_Short task:_ Each line containing the word "legend" needs to be copied.
%%
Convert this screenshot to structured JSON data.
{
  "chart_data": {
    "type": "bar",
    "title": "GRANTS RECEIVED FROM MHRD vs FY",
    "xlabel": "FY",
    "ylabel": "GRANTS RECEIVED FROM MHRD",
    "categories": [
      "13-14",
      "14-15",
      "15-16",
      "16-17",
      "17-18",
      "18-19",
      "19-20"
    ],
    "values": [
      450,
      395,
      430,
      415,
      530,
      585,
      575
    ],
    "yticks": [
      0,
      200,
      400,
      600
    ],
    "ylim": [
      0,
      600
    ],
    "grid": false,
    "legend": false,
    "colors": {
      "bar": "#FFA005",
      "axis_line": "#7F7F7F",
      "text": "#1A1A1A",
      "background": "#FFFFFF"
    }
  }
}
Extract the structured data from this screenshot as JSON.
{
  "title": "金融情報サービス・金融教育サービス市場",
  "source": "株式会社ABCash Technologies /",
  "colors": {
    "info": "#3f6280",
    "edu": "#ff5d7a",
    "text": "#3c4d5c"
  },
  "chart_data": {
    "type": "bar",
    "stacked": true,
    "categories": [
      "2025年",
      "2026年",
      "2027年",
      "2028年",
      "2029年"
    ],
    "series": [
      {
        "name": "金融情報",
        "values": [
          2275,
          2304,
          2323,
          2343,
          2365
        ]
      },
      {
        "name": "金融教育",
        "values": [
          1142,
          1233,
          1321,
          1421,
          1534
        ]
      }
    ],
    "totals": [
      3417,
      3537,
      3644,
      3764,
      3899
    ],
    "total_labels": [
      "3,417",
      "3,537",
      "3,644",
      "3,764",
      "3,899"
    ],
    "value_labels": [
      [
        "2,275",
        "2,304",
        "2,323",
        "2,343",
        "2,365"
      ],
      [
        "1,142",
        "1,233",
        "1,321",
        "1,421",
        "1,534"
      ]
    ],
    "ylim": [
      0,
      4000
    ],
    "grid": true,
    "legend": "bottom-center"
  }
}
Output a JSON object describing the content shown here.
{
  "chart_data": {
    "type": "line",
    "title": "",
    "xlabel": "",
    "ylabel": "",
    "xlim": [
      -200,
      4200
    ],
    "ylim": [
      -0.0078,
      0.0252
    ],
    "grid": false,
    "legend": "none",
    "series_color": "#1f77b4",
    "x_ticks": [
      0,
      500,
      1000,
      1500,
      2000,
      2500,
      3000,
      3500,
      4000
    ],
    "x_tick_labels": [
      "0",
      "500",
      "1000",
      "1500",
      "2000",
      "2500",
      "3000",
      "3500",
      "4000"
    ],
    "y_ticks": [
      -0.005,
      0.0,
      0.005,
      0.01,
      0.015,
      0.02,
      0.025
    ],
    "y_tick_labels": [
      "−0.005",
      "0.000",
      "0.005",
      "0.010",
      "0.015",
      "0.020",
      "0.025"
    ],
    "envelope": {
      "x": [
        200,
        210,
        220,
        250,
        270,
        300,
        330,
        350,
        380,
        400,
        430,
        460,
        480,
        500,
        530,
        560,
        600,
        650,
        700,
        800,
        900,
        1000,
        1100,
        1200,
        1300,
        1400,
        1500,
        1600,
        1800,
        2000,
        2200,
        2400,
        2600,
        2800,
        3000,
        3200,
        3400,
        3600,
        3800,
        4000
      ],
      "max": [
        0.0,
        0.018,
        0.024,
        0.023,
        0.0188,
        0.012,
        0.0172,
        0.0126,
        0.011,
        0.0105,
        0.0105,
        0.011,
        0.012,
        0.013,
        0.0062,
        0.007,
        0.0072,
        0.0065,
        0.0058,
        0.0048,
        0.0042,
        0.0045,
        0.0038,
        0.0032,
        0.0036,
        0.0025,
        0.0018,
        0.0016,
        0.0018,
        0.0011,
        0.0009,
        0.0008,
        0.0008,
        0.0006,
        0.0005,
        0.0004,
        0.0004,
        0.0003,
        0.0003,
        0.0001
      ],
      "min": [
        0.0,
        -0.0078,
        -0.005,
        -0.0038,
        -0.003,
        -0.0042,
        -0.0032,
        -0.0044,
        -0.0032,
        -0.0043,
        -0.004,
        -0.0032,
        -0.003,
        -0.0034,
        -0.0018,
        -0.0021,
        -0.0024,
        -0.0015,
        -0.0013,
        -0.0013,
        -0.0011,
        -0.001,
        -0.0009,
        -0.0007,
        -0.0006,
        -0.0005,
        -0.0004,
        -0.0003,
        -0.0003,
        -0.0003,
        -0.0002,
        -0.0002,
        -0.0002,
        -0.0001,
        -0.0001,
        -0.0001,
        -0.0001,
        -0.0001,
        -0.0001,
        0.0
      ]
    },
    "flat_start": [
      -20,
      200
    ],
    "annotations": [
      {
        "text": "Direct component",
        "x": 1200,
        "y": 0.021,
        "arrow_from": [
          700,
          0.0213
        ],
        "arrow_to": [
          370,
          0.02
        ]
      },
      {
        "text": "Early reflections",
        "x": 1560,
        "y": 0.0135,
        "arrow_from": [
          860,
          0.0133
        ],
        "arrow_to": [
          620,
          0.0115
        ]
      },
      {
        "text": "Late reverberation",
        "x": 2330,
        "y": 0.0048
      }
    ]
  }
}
%%
_Task answer:_
    "legend": false,
    "legend": "bottom-center"
    "legend": "none",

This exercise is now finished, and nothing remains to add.